#### ASSIGNMENT:
In the code review comment, rewrite the passage starting at "It is not exactly" and ending at "a separate patch).", replacing "trivial" with "easy".

#### TEXT EXCERPT:
========================================================================

It is not exactly clear to me which you want me to do. The first one is rather trivial to add, I would just need to find a way of getting INT_MIN/INT_MAX for any type size (probably not very hard, but I would rather keep it in a separate patch).

The second way would probably have to be a different pass, dealing with nightmarish complexity in the form of aliasing issues and subtle memory model issues (just defining what "current value in a memory location" is basically impossible in C11), and generally I don't want to open that can of worms unless it can be shown as crucial in actual benchmarks (I lost months trying to prove the correctness of simple variants of that class of optimizations with nothing to show for it but a slew of counter-examples and traps, so I am quite cautious about anything that looks like it).

================
Comment at: lib/CodeGen/AtomicExpandPass.cpp:490
@@ +489,3 @@
+  auto ResultingLoad = TLI->lowerIdempotentRMWIntoFencedLoad(RMWI);
+  if (ResultingLoad) {
+    if (TLI->shouldExpandAtomicLoadInIR(ResultingLoad))
----------------
jfb wrote:
> Merge the two above lines, LLVM usually follows that style.
Done.

================
Comment at: lib/CodeGen/AtomicExpandPass.cpp:492
@@ +491,3 @@
+    if (TLI->shouldExpandAtomicLoadInIR(ResultingLoad))

========================================================================

#### DATA SECTION:

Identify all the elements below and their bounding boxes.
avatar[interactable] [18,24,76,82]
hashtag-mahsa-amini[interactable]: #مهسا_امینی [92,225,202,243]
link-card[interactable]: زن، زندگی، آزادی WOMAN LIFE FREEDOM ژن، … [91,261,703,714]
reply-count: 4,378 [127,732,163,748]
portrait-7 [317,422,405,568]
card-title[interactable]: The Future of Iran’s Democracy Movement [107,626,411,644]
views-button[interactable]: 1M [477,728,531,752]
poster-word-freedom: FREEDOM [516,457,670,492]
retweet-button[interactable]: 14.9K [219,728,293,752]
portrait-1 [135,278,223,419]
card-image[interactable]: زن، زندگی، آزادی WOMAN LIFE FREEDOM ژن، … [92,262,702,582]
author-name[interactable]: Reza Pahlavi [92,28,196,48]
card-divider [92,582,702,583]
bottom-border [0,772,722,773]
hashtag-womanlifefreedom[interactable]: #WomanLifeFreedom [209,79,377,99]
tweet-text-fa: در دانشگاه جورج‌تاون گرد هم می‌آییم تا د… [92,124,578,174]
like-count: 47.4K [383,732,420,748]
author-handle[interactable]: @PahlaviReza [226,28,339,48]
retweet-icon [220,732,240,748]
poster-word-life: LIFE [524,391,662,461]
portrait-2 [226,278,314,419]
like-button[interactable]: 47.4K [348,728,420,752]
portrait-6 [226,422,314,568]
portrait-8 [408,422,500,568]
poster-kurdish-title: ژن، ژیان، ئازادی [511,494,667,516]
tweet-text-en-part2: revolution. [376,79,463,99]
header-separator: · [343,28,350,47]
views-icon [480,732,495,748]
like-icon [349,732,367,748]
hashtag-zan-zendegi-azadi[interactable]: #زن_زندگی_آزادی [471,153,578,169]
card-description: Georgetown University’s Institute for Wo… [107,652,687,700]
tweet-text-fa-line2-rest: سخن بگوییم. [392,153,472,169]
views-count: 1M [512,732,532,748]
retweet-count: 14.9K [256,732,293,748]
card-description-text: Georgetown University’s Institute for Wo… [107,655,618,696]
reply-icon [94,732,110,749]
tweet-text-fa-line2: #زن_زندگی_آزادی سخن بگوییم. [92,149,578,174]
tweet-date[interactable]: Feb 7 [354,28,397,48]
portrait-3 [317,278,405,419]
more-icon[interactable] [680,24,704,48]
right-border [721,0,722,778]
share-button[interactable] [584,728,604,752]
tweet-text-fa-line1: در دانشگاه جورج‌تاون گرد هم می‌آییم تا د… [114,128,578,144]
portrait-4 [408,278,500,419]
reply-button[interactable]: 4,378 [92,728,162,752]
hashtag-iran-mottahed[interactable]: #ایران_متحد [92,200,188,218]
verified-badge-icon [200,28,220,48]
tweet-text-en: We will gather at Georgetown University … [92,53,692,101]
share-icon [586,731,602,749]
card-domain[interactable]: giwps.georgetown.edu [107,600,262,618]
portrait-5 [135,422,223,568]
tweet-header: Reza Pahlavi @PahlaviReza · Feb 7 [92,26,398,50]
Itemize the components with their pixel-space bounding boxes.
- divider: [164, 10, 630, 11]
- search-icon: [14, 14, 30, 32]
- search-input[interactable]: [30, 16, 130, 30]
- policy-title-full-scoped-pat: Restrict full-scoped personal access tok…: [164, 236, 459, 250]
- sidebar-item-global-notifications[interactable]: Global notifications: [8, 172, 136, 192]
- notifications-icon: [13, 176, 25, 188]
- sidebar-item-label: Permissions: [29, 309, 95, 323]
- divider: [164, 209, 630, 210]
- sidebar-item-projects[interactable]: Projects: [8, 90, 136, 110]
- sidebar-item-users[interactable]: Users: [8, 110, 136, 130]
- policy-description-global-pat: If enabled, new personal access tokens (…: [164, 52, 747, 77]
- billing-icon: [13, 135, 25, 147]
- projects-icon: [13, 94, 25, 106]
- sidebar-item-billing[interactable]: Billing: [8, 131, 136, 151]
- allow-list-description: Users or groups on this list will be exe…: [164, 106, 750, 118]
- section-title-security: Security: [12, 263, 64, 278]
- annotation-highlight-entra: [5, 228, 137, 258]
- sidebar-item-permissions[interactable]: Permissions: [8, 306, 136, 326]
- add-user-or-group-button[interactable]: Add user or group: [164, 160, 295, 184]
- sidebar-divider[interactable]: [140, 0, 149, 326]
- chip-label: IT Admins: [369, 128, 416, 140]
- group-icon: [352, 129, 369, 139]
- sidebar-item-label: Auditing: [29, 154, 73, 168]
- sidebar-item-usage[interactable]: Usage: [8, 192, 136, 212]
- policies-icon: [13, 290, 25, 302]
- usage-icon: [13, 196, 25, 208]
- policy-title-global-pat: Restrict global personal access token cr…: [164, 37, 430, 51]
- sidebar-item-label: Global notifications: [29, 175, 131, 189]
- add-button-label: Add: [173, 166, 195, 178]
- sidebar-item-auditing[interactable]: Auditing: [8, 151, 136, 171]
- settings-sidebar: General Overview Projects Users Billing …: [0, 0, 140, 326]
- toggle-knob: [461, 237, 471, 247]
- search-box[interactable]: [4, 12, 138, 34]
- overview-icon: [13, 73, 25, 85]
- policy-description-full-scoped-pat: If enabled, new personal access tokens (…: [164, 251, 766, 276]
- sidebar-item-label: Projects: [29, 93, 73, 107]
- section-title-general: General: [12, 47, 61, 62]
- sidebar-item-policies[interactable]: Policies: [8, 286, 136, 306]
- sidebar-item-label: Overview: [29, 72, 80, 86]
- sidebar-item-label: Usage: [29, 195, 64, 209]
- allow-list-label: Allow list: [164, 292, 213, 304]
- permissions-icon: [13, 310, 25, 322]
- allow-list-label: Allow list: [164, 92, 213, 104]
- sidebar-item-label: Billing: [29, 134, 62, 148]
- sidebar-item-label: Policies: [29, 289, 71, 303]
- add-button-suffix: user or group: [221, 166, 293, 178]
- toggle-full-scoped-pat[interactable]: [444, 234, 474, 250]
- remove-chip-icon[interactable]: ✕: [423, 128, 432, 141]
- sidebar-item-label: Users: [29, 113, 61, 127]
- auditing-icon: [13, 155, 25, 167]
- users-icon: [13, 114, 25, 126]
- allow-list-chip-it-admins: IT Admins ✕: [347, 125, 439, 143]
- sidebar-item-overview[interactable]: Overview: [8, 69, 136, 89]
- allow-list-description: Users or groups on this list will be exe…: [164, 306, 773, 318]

========================================================================

#### EXPECTED ANSWER:
It is not exactly clear to me which you want me to do. The first one is rather easy to add, I would just need to find a way of getting INT_MIN/INT_MAX for any type size (probably not very hard, but I would rather keep it in a separate patch).